WHAT THIS TASK INVOLVES :: Below are some records. Say in a single number how many of their lines include the word "name".

ROWS ::
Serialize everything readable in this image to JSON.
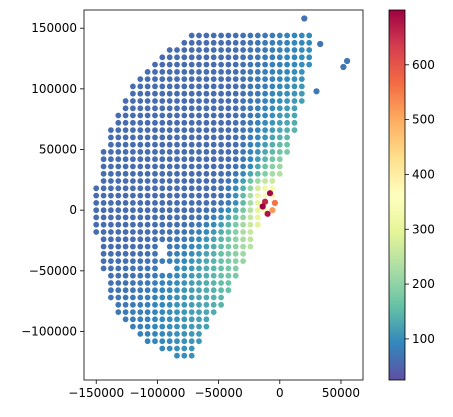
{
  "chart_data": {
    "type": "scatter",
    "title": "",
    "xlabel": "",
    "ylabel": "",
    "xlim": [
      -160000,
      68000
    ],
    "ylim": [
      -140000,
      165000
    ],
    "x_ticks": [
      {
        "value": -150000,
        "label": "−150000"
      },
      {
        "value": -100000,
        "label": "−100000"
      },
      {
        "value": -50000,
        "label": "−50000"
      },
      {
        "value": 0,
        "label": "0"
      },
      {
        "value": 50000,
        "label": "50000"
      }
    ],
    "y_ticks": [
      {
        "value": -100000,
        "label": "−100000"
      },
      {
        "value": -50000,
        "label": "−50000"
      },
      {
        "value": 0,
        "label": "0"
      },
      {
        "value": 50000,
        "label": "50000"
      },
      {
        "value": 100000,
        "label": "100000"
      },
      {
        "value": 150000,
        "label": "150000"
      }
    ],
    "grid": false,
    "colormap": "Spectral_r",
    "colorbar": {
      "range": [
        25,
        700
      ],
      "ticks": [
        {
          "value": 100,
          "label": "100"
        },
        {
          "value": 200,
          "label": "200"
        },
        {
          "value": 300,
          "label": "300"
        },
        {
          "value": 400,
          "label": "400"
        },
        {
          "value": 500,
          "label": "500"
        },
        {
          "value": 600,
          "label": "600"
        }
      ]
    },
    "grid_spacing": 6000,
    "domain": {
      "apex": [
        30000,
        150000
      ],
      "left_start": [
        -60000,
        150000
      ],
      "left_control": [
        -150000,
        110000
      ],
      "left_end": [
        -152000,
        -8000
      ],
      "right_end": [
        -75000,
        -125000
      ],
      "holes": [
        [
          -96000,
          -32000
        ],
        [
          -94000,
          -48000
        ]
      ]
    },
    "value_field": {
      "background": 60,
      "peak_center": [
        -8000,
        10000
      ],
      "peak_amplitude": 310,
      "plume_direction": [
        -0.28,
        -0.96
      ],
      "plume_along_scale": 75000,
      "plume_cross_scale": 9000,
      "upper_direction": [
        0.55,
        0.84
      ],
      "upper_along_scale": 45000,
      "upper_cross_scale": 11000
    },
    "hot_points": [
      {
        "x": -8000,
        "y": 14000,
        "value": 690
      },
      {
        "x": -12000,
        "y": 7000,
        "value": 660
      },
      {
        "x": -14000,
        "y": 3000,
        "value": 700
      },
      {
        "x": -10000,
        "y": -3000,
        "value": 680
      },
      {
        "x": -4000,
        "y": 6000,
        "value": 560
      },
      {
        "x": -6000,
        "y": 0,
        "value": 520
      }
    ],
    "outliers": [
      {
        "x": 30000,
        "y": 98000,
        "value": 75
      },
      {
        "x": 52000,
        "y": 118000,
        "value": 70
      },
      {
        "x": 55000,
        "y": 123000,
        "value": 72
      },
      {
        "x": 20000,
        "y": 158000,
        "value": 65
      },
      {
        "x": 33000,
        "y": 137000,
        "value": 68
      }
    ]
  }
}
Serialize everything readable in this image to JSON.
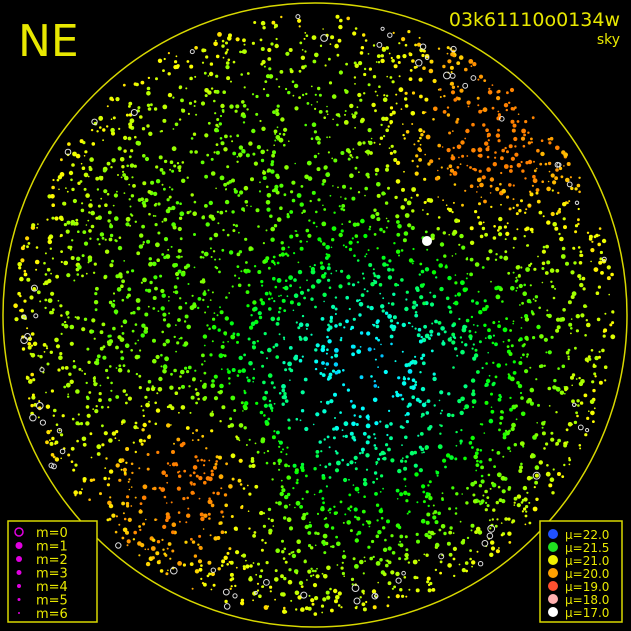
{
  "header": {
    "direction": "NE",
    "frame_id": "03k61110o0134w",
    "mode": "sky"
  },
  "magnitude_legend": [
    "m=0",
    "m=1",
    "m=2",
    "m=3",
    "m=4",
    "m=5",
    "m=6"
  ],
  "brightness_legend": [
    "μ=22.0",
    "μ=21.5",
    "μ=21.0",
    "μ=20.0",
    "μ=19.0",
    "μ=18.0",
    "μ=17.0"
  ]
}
==
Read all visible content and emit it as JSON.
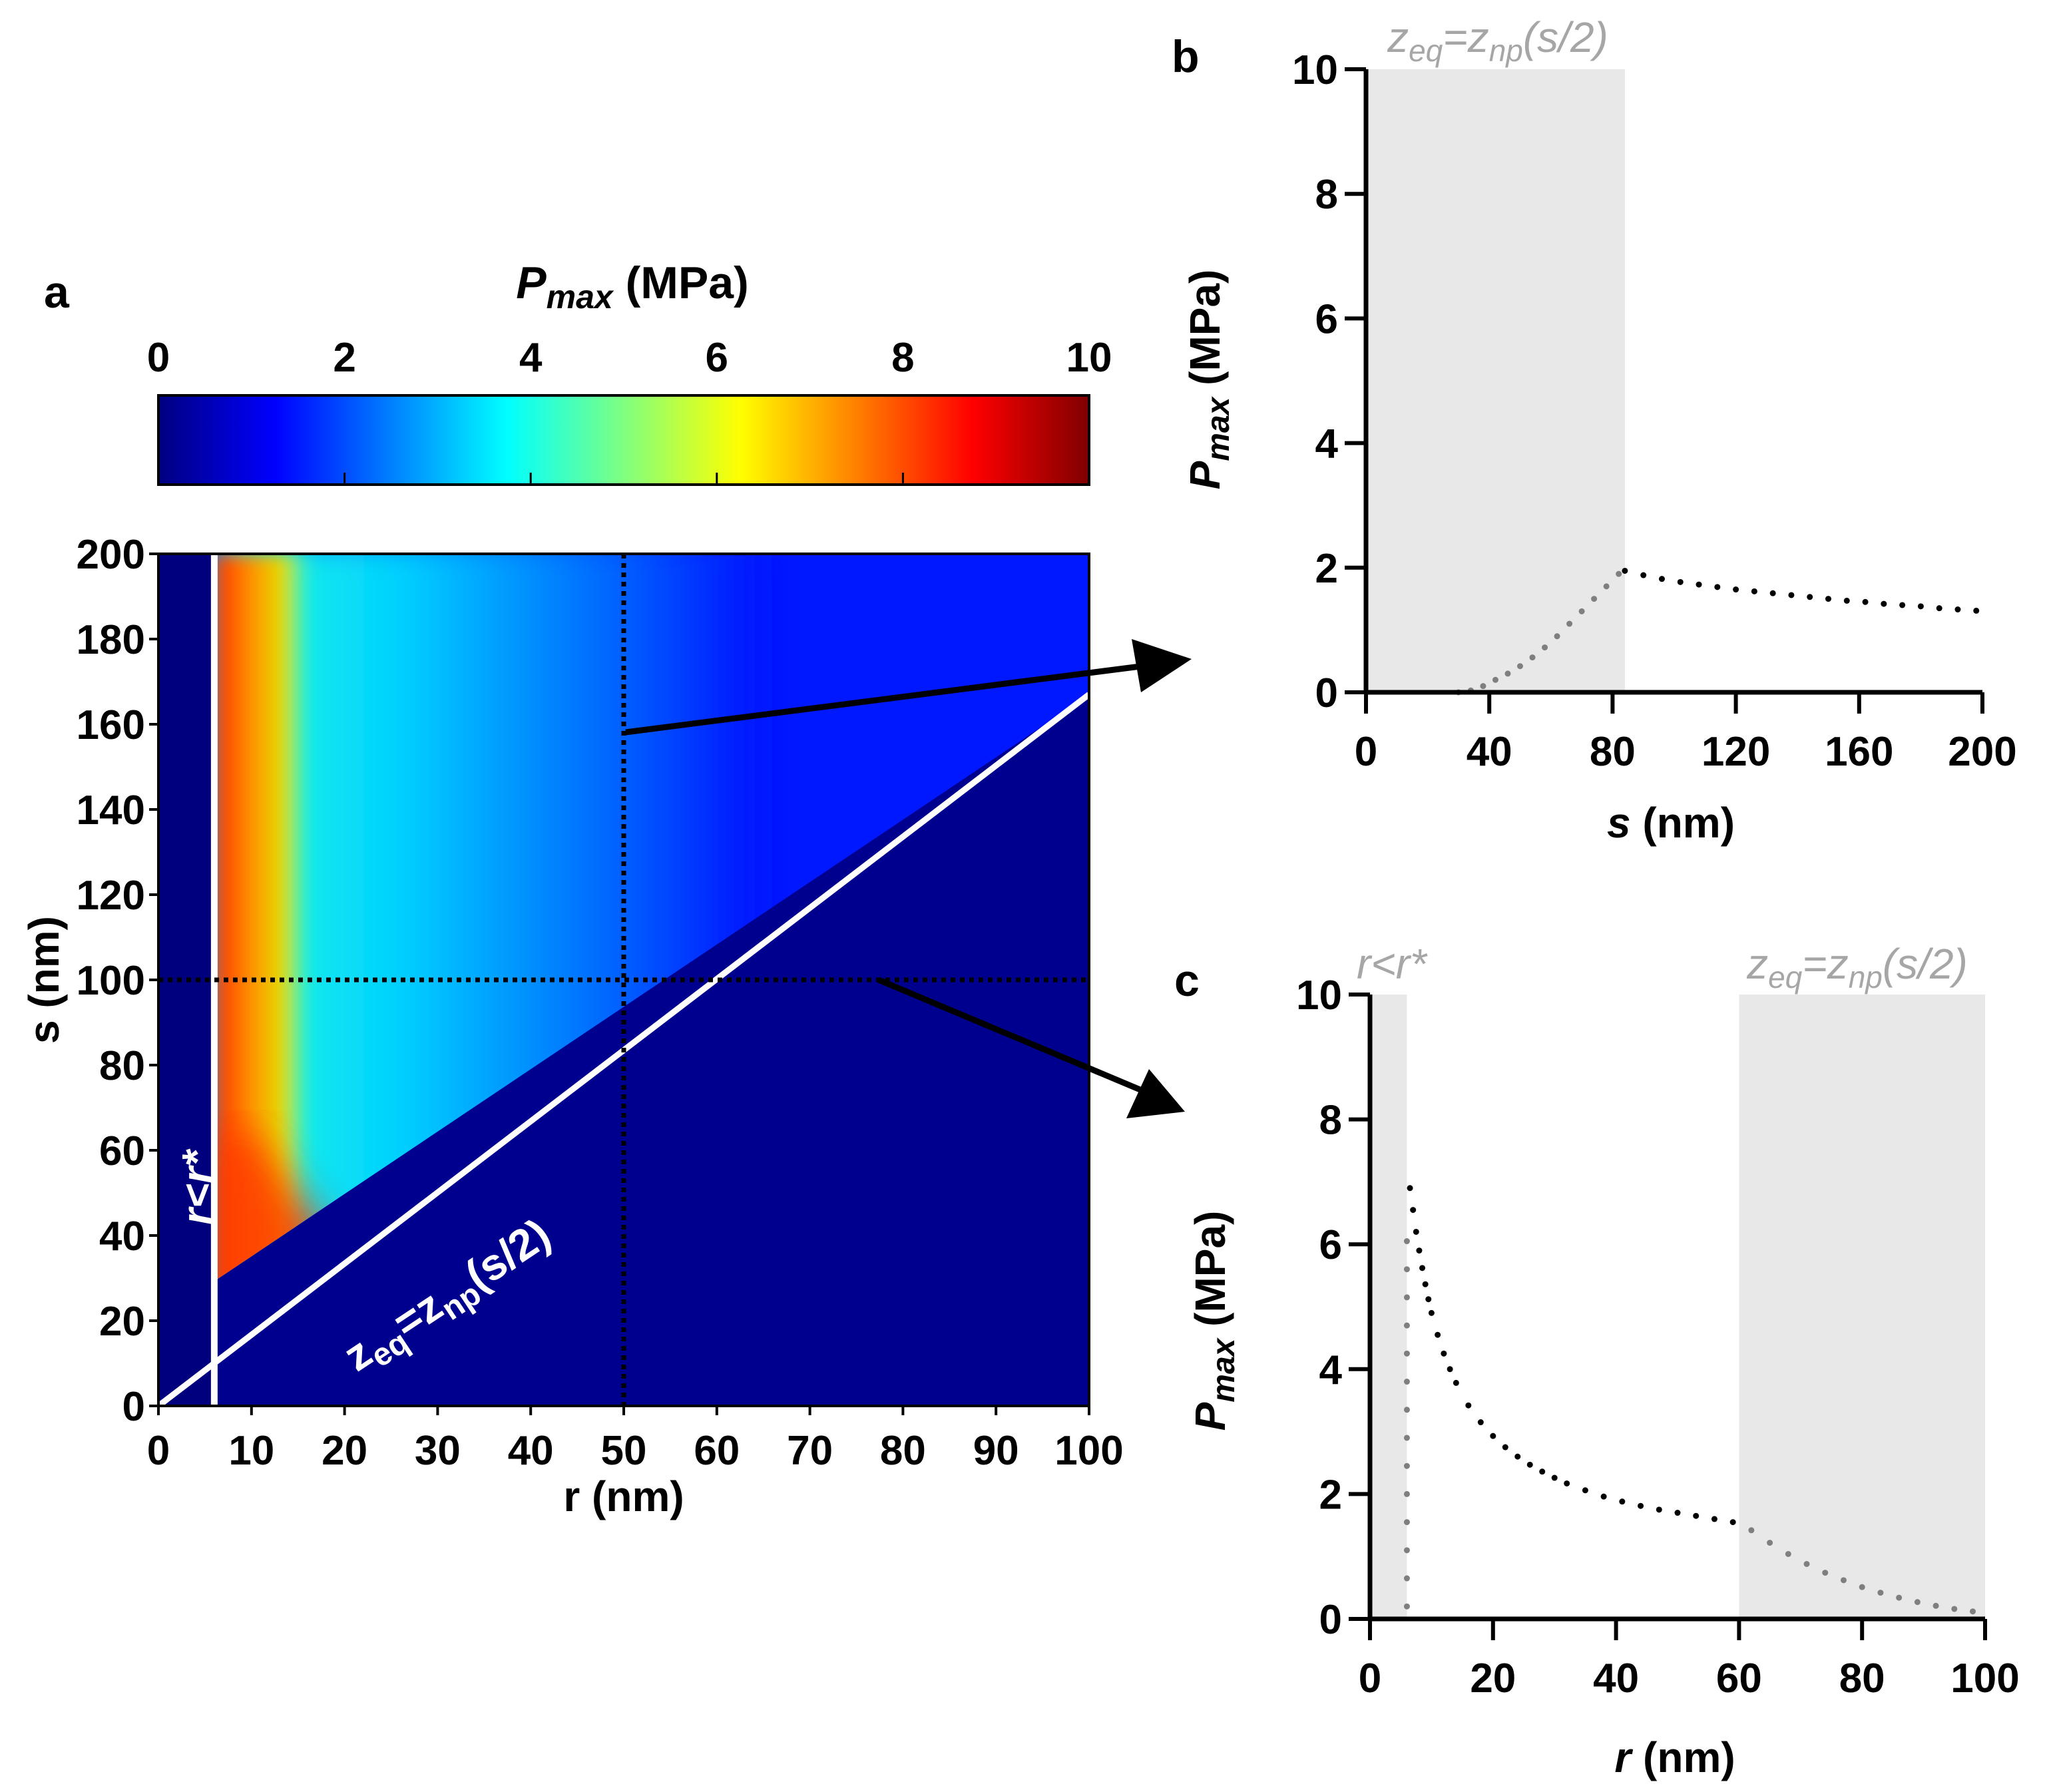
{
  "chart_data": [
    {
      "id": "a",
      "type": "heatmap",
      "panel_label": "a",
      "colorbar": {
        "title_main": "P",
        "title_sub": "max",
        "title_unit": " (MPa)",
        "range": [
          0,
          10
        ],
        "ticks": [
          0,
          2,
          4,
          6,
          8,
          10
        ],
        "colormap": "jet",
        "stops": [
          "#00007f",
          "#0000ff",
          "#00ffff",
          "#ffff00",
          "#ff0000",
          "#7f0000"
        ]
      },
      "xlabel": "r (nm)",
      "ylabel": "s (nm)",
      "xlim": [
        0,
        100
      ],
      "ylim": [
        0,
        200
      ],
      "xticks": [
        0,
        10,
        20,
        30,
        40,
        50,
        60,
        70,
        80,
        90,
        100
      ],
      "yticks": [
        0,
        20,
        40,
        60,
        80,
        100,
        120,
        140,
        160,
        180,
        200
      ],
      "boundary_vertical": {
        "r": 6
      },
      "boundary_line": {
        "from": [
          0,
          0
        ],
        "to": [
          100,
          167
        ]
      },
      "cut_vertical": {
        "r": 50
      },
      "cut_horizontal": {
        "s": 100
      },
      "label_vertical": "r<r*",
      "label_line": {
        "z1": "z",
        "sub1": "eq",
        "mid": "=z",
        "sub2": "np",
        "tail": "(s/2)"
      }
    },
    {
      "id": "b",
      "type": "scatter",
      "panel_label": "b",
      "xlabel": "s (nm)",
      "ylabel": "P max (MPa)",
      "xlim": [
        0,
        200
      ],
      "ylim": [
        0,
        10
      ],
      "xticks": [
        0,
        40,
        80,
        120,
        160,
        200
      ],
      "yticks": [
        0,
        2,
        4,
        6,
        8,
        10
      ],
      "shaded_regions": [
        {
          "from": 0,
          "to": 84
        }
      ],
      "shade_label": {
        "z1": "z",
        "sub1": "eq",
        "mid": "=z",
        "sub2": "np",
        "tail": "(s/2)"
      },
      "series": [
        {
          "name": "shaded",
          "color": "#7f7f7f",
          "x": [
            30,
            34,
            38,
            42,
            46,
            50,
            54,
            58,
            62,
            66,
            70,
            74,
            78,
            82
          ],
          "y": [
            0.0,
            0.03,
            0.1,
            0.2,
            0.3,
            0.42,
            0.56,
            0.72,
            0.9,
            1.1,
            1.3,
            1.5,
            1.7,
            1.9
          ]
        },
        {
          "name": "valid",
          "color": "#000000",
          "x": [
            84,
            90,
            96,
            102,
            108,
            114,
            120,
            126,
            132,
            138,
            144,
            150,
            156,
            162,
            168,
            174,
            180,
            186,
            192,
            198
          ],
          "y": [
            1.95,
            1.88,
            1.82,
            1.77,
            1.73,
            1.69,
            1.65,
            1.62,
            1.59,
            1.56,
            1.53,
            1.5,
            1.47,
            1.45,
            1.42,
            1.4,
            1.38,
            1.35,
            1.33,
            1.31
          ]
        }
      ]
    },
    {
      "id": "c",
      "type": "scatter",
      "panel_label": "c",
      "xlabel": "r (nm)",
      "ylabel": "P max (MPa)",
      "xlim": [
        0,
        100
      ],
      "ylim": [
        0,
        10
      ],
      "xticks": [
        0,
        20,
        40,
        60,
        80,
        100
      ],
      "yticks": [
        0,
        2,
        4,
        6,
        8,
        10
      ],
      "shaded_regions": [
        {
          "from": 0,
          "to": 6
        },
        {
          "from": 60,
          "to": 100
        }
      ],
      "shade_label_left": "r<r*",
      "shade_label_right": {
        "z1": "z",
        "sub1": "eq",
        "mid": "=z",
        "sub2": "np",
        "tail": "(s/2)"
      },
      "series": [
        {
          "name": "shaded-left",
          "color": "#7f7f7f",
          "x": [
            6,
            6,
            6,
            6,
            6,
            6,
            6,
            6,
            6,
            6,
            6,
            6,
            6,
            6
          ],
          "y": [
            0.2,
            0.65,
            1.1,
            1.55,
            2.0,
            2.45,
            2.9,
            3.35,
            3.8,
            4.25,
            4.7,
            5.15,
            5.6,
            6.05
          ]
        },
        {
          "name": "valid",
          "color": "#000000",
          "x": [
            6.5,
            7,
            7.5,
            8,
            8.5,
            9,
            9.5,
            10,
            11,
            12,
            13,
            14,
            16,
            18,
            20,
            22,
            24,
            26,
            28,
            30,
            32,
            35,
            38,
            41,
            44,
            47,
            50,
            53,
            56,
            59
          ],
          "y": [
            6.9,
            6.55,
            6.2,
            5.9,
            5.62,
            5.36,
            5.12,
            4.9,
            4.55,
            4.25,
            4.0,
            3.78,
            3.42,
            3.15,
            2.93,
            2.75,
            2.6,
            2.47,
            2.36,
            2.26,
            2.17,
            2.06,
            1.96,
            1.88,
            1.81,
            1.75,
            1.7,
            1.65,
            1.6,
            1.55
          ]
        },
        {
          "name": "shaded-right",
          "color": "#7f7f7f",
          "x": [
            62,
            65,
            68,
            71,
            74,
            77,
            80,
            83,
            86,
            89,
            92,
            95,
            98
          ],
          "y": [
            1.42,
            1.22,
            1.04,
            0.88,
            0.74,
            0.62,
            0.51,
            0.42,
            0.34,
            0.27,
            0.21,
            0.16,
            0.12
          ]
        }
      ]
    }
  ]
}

EXPECTED ANSWER :: 5